• [What to work on] Below are the records; reproduce all of them exactly but without any images.

• [Information shown]
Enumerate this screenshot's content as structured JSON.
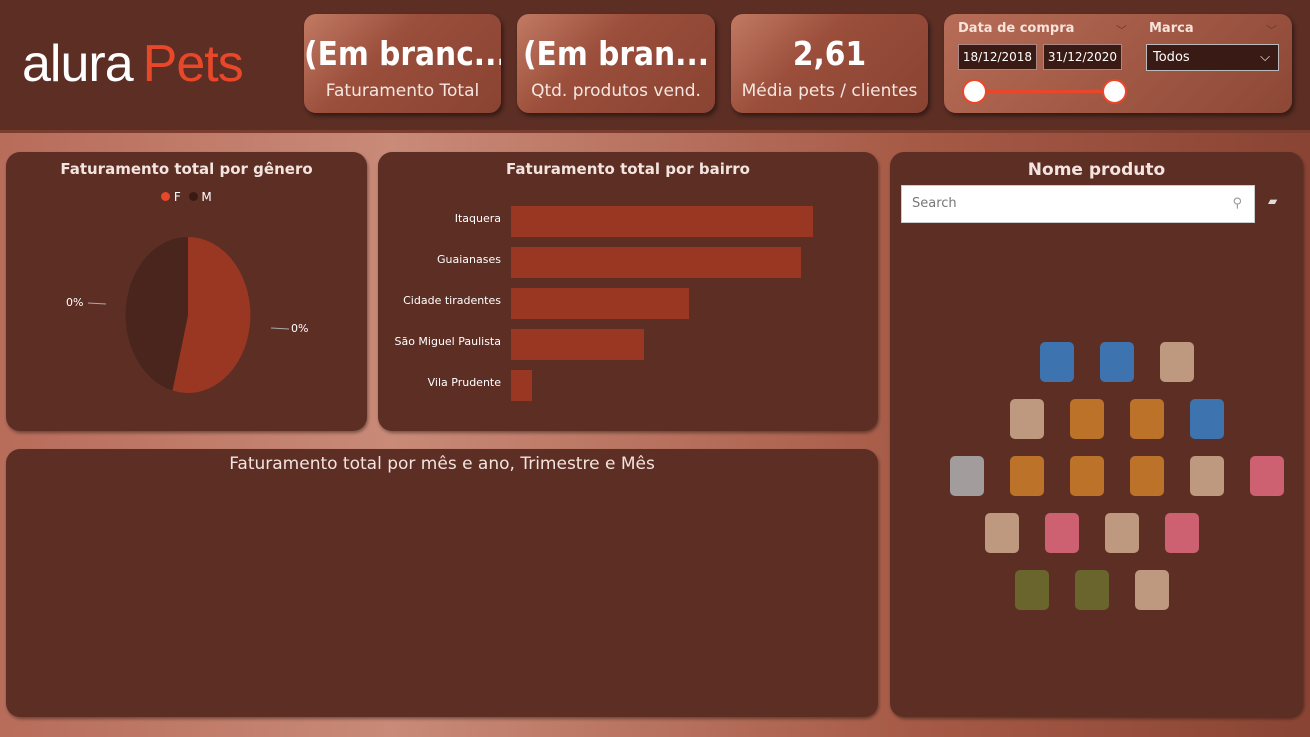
{
  "logo": {
    "text_a": "alura",
    "text_b": "Pets"
  },
  "cards": [
    {
      "value": "(Em branc...",
      "label": "Faturamento Total"
    },
    {
      "value": "(Em bran...",
      "label": "Qtd. produtos vend."
    },
    {
      "value": "2,61",
      "label": "Média pets / clientes"
    }
  ],
  "filters": {
    "date": {
      "label": "Data de compra",
      "start": "18/12/2018",
      "end": "31/12/2020"
    },
    "brand": {
      "label": "Marca",
      "value": "Todos"
    }
  },
  "pie": {
    "title": "Faturamento total por gênero",
    "legend": [
      "F",
      "M"
    ],
    "colors": [
      "#9a3722",
      "#4a251d"
    ],
    "legend_colors": [
      "#e8472a",
      "#3a1a14"
    ],
    "chart_data": {
      "type": "pie",
      "categories": [
        "F",
        "M"
      ],
      "values": [
        54,
        46
      ],
      "data_labels": [
        "0%",
        "0%"
      ]
    }
  },
  "bar": {
    "title": "Faturamento total por bairro",
    "color": "#9a3722",
    "chart_data": {
      "type": "bar",
      "orientation": "horizontal",
      "categories": [
        "Itaquera",
        "Guaianases",
        "Cidade tiradentes",
        "São Miguel Paulista",
        "Vila Prudente"
      ],
      "values": [
        100,
        96,
        59,
        44,
        7
      ]
    }
  },
  "timeline": {
    "title": "Faturamento total por mês e ano, Trimestre e Mês"
  },
  "products": {
    "title": "Nome produto",
    "search_placeholder": "Search",
    "icons": [
      "cat-food-bag-blue",
      "dog-food-bag-blue",
      "pet-food-bag",
      "pet-food-bag",
      "dog-toy",
      "collar-tag",
      "cat-food-bag-blue",
      "mouse-toy",
      "dog-collar",
      "ball-toy",
      "collar-red",
      "pet-food-bag",
      "pet-coat-pink",
      "bone-toy",
      "treat-package-pink",
      "canned-food",
      "pet-coat-pink",
      "pet-vest-green",
      "pet-vest-green",
      "fishing-toy"
    ]
  }
}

• [Reply]
Enumerate this screenshot's content as structured JSON.
{
  "logo": {
    "text_a": "alura",
    "text_b": "Pets"
  },
  "cards": [
    {
      "value": "(Em branc...",
      "label": "Faturamento Total"
    },
    {
      "value": "(Em bran...",
      "label": "Qtd. produtos vend."
    },
    {
      "value": "2,61",
      "label": "Média pets / clientes"
    }
  ],
  "filters": {
    "date": {
      "label": "Data de compra",
      "start": "18/12/2018",
      "end": "31/12/2020"
    },
    "brand": {
      "label": "Marca",
      "value": "Todos"
    }
  },
  "pie": {
    "title": "Faturamento total por gênero",
    "legend": [
      "F",
      "M"
    ],
    "colors": [
      "#9a3722",
      "#4a251d"
    ],
    "legend_colors": [
      "#e8472a",
      "#3a1a14"
    ],
    "chart_data": {
      "type": "pie",
      "categories": [
        "F",
        "M"
      ],
      "values": [
        54,
        46
      ],
      "data_labels": [
        "0%",
        "0%"
      ]
    }
  },
  "bar": {
    "title": "Faturamento total por bairro",
    "color": "#9a3722",
    "chart_data": {
      "type": "bar",
      "orientation": "horizontal",
      "categories": [
        "Itaquera",
        "Guaianases",
        "Cidade tiradentes",
        "São Miguel Paulista",
        "Vila Prudente"
      ],
      "values": [
        100,
        96,
        59,
        44,
        7
      ]
    }
  },
  "timeline": {
    "title": "Faturamento total por mês e ano, Trimestre e Mês"
  },
  "products": {
    "title": "Nome produto",
    "search_placeholder": "Search",
    "icons": [
      "cat-food-bag-blue",
      "dog-food-bag-blue",
      "pet-food-bag",
      "pet-food-bag",
      "dog-toy",
      "collar-tag",
      "cat-food-bag-blue",
      "mouse-toy",
      "dog-collar",
      "ball-toy",
      "collar-red",
      "pet-food-bag",
      "pet-coat-pink",
      "bone-toy",
      "treat-package-pink",
      "canned-food",
      "pet-coat-pink",
      "pet-vest-green",
      "pet-vest-green",
      "fishing-toy"
    ]
  }
}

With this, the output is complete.